Goal of the exercise: Without the pictures, give the entries below again exactly as written.

Record set:
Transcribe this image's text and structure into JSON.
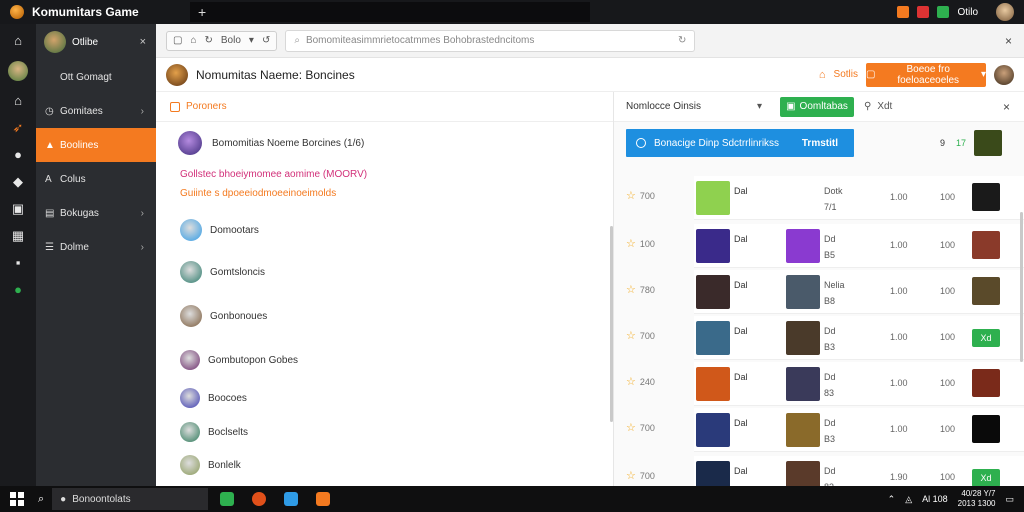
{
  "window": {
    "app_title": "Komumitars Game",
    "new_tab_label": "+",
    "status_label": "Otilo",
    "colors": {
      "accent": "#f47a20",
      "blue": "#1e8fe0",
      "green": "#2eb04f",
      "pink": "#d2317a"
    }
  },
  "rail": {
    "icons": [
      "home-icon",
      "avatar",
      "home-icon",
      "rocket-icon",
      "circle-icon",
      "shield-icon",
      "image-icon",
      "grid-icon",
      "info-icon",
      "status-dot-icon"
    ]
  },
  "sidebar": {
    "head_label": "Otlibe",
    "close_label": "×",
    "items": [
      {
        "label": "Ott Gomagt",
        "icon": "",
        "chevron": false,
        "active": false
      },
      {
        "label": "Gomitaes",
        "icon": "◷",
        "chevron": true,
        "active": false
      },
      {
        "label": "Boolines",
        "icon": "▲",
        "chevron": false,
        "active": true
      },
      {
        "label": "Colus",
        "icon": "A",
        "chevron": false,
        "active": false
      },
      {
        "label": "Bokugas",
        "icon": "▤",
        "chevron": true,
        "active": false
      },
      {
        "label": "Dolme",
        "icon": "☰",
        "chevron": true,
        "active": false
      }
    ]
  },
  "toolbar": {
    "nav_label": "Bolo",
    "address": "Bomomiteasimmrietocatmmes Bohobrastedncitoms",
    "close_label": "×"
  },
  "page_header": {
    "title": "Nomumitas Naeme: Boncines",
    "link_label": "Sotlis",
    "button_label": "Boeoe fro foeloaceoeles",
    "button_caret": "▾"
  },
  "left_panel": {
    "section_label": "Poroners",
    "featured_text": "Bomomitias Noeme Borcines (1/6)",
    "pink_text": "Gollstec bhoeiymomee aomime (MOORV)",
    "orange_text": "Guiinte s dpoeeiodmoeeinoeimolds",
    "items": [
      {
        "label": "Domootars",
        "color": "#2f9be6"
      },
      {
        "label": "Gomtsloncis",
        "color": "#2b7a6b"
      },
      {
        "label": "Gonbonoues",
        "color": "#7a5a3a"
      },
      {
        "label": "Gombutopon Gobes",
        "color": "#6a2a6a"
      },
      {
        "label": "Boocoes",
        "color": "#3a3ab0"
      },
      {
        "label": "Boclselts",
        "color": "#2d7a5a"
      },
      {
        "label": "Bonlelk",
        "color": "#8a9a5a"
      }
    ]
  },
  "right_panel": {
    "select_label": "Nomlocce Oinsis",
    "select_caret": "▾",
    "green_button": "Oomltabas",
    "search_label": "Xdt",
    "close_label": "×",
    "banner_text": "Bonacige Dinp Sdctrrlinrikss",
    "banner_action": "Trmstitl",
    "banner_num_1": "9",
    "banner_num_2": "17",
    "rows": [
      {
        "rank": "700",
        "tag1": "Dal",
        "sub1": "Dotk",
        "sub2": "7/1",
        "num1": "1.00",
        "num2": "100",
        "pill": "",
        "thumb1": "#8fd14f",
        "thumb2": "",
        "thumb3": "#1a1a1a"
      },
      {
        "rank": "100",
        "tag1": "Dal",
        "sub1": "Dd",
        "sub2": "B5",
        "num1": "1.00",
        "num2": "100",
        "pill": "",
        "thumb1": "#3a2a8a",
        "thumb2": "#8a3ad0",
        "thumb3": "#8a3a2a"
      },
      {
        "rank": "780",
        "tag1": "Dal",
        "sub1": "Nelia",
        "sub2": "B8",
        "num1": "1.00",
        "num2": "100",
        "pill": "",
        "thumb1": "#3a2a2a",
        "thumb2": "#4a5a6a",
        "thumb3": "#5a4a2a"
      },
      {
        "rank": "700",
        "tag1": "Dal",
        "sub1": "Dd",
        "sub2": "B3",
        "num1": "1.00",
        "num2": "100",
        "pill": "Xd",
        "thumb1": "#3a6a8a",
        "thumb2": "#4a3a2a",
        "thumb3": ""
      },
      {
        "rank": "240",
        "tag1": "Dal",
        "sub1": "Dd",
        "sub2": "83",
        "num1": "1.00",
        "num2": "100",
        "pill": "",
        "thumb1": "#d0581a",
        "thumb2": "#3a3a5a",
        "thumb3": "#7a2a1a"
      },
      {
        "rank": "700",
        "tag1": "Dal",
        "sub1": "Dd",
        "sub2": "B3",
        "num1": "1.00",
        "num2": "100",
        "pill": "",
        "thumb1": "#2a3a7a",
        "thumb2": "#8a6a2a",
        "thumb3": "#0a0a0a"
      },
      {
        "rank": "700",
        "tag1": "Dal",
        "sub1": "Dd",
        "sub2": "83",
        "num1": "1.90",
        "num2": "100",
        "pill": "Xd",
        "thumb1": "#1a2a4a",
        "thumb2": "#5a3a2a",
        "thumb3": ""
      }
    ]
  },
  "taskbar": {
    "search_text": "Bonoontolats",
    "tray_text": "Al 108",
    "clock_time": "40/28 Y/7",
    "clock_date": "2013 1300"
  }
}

Solution for this exercise:
Transcribe this image's text and structure into JSON.
{
  "window": {
    "app_title": "Komumitars Game",
    "new_tab_label": "+",
    "status_label": "Otilo",
    "colors": {
      "accent": "#f47a20",
      "blue": "#1e8fe0",
      "green": "#2eb04f",
      "pink": "#d2317a"
    }
  },
  "rail": {
    "icons": [
      "home-icon",
      "avatar",
      "home-icon",
      "rocket-icon",
      "circle-icon",
      "shield-icon",
      "image-icon",
      "grid-icon",
      "info-icon",
      "status-dot-icon"
    ]
  },
  "sidebar": {
    "head_label": "Otlibe",
    "close_label": "×",
    "items": [
      {
        "label": "Ott Gomagt",
        "icon": "",
        "chevron": false,
        "active": false
      },
      {
        "label": "Gomitaes",
        "icon": "◷",
        "chevron": true,
        "active": false
      },
      {
        "label": "Boolines",
        "icon": "▲",
        "chevron": false,
        "active": true
      },
      {
        "label": "Colus",
        "icon": "A",
        "chevron": false,
        "active": false
      },
      {
        "label": "Bokugas",
        "icon": "▤",
        "chevron": true,
        "active": false
      },
      {
        "label": "Dolme",
        "icon": "☰",
        "chevron": true,
        "active": false
      }
    ]
  },
  "toolbar": {
    "nav_label": "Bolo",
    "address": "Bomomiteasimmrietocatmmes Bohobrastedncitoms",
    "close_label": "×"
  },
  "page_header": {
    "title": "Nomumitas Naeme: Boncines",
    "link_label": "Sotlis",
    "button_label": "Boeoe fro foeloaceoeles",
    "button_caret": "▾"
  },
  "left_panel": {
    "section_label": "Poroners",
    "featured_text": "Bomomitias Noeme Borcines (1/6)",
    "pink_text": "Gollstec bhoeiymomee aomime (MOORV)",
    "orange_text": "Guiinte s dpoeeiodmoeeinoeimolds",
    "items": [
      {
        "label": "Domootars",
        "color": "#2f9be6"
      },
      {
        "label": "Gomtsloncis",
        "color": "#2b7a6b"
      },
      {
        "label": "Gonbonoues",
        "color": "#7a5a3a"
      },
      {
        "label": "Gombutopon Gobes",
        "color": "#6a2a6a"
      },
      {
        "label": "Boocoes",
        "color": "#3a3ab0"
      },
      {
        "label": "Boclselts",
        "color": "#2d7a5a"
      },
      {
        "label": "Bonlelk",
        "color": "#8a9a5a"
      }
    ]
  },
  "right_panel": {
    "select_label": "Nomlocce Oinsis",
    "select_caret": "▾",
    "green_button": "Oomltabas",
    "search_label": "Xdt",
    "close_label": "×",
    "banner_text": "Bonacige Dinp Sdctrrlinrikss",
    "banner_action": "Trmstitl",
    "banner_num_1": "9",
    "banner_num_2": "17",
    "rows": [
      {
        "rank": "700",
        "tag1": "Dal",
        "sub1": "Dotk",
        "sub2": "7/1",
        "num1": "1.00",
        "num2": "100",
        "pill": "",
        "thumb1": "#8fd14f",
        "thumb2": "",
        "thumb3": "#1a1a1a"
      },
      {
        "rank": "100",
        "tag1": "Dal",
        "sub1": "Dd",
        "sub2": "B5",
        "num1": "1.00",
        "num2": "100",
        "pill": "",
        "thumb1": "#3a2a8a",
        "thumb2": "#8a3ad0",
        "thumb3": "#8a3a2a"
      },
      {
        "rank": "780",
        "tag1": "Dal",
        "sub1": "Nelia",
        "sub2": "B8",
        "num1": "1.00",
        "num2": "100",
        "pill": "",
        "thumb1": "#3a2a2a",
        "thumb2": "#4a5a6a",
        "thumb3": "#5a4a2a"
      },
      {
        "rank": "700",
        "tag1": "Dal",
        "sub1": "Dd",
        "sub2": "B3",
        "num1": "1.00",
        "num2": "100",
        "pill": "Xd",
        "thumb1": "#3a6a8a",
        "thumb2": "#4a3a2a",
        "thumb3": ""
      },
      {
        "rank": "240",
        "tag1": "Dal",
        "sub1": "Dd",
        "sub2": "83",
        "num1": "1.00",
        "num2": "100",
        "pill": "",
        "thumb1": "#d0581a",
        "thumb2": "#3a3a5a",
        "thumb3": "#7a2a1a"
      },
      {
        "rank": "700",
        "tag1": "Dal",
        "sub1": "Dd",
        "sub2": "B3",
        "num1": "1.00",
        "num2": "100",
        "pill": "",
        "thumb1": "#2a3a7a",
        "thumb2": "#8a6a2a",
        "thumb3": "#0a0a0a"
      },
      {
        "rank": "700",
        "tag1": "Dal",
        "sub1": "Dd",
        "sub2": "83",
        "num1": "1.90",
        "num2": "100",
        "pill": "Xd",
        "thumb1": "#1a2a4a",
        "thumb2": "#5a3a2a",
        "thumb3": ""
      }
    ]
  },
  "taskbar": {
    "search_text": "Bonoontolats",
    "tray_text": "Al 108",
    "clock_time": "40/28 Y/7",
    "clock_date": "2013 1300"
  }
}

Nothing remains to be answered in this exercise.